Stored dataset items:
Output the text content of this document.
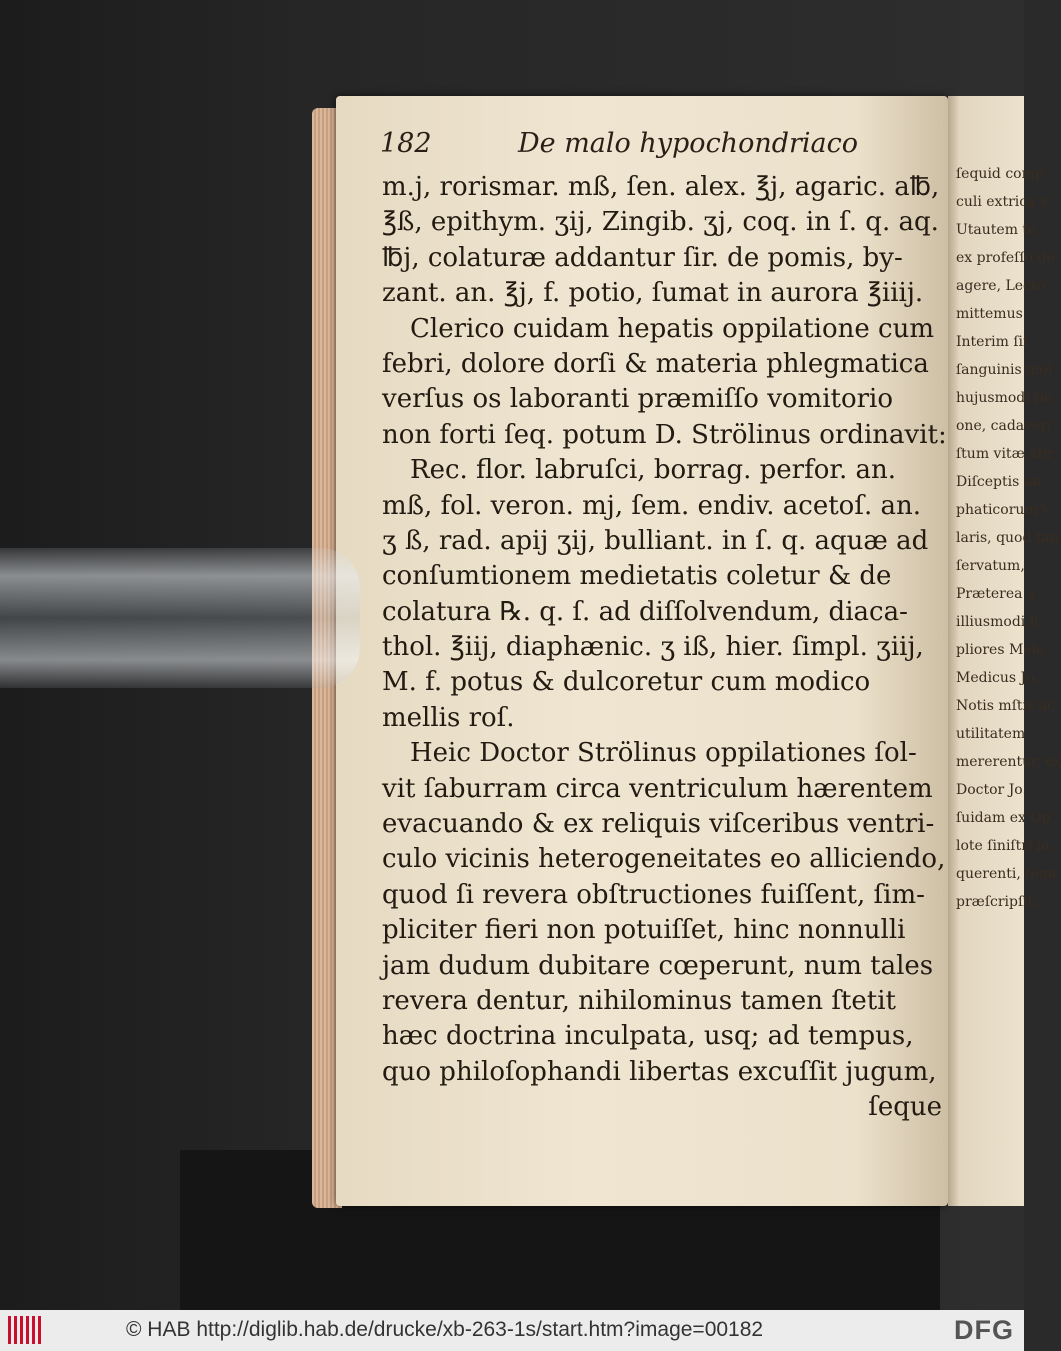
ſequid comp
culi extrica v.
Utautem te
ex profeſſo de
agere, Lecto
mittemus.
Interim ſii
ſanguinis mol
hujusmodi ſie
one, cadaveri
ſtum vitæ abr
Diſceptis au
phaticorum v
laris, quod tan
ſervatum,
Præterea a
illiusmodi h
pliores Mele
Medicus Jo.
Notis mſtis ac
utilitatem,
mererentur, ex
Doctor Jo.
ſuidam ex Op
lote ſiniſtri la
querenti, ſequ
præſcripſit;
182	De malo hypochondriaco
m.j, rorismar. mß, ſen. alex. ℥j, agaric. a℔,
℥ß, epithym. ʒij, Zingib. ʒj, coq. in ſ. q. aq.
℔j, colaturæ addantur ſir. de pomis, by-
zant. an. ℥j, f. potio, ſumat in aurora ℥iiij.
Clerico cuidam hepatis oppilatione cum
febri, dolore dorſi & materia phlegmatica
verſus os laboranti præmiſſo vomitorio
non forti ſeq. potum D. Strölinus ordinavit:
Rec. flor. labruſci, borrag. perfor. an.
mß, fol. veron. mj, ſem. endiv. acetoſ. an.
ʒ ß, rad. apij ʒij, bulliant. in ſ. q. aquæ ad
conſumtionem medietatis coletur & de
colatura ℞. q. ſ. ad diſſolvendum, diaca-
thol. ℥iij, diaphænic. ʒ iß, hier. ſimpl. ʒiij,
M. f. potus & dulcoretur cum modico
mellis roſ.
Heic Doctor Strölinus oppilationes ſol-
vit ſaburram circa ventriculum hærentem
evacuando & ex reliquis viſceribus ventri-
culo vicinis heterogeneitates eo alliciendo,
quod ſi revera obſtructiones fuiſſent, ſim-
pliciter fieri non potuiſſet, hinc nonnulli
jam dudum dubitare cœperunt, num tales
revera dentur, nihilominus tamen ſtetit
hæc doctrina inculpata, usq; ad tempus,
quo philoſophandi libertas excuſſit jugum,
ſeque
© HAB http://diglib.hab.de/drucke/xb-263-1s/start.htm?image=00182	DFG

== What to produce ==
The entries above are to be returned exactly, without their pictures.

== Response to this exercise ==
Output the text content of this document.
ſequid comp
culi extrica v.
Utautem te
ex profeſſo de
agere, Lecto
mittemus.
Interim ſii
ſanguinis mol
hujusmodi ſie
one, cadaveri
ſtum vitæ abr
Diſceptis au
phaticorum v
laris, quod tan
ſervatum,
Præterea a
illiusmodi h
pliores Mele
Medicus Jo.
Notis mſtis ac
utilitatem,
mererentur, ex
Doctor Jo.
ſuidam ex Op
lote ſiniſtri la
querenti, ſequ
præſcripſit;
182	De malo hypochondriaco
m.j, rorismar. mß, ſen. alex. ℥j, agaric. a℔,
℥ß, epithym. ʒij, Zingib. ʒj, coq. in ſ. q. aq.
℔j, colaturæ addantur ſir. de pomis, by-
zant. an. ℥j, f. potio, ſumat in aurora ℥iiij.
Clerico cuidam hepatis oppilatione cum
febri, dolore dorſi & materia phlegmatica
verſus os laboranti præmiſſo vomitorio
non forti ſeq. potum D. Strölinus ordinavit:
Rec. flor. labruſci, borrag. perfor. an.
mß, fol. veron. mj, ſem. endiv. acetoſ. an.
ʒ ß, rad. apij ʒij, bulliant. in ſ. q. aquæ ad
conſumtionem medietatis coletur & de
colatura ℞. q. ſ. ad diſſolvendum, diaca-
thol. ℥iij, diaphænic. ʒ iß, hier. ſimpl. ʒiij,
M. f. potus & dulcoretur cum modico
mellis roſ.
Heic Doctor Strölinus oppilationes ſol-
vit ſaburram circa ventriculum hærentem
evacuando & ex reliquis viſceribus ventri-
culo vicinis heterogeneitates eo alliciendo,
quod ſi revera obſtructiones fuiſſent, ſim-
pliciter fieri non potuiſſet, hinc nonnulli
jam dudum dubitare cœperunt, num tales
revera dentur, nihilominus tamen ſtetit
hæc doctrina inculpata, usq; ad tempus,
quo philoſophandi libertas excuſſit jugum,
ſeque
© HAB http://diglib.hab.de/drucke/xb-263-1s/start.htm?image=00182	DFG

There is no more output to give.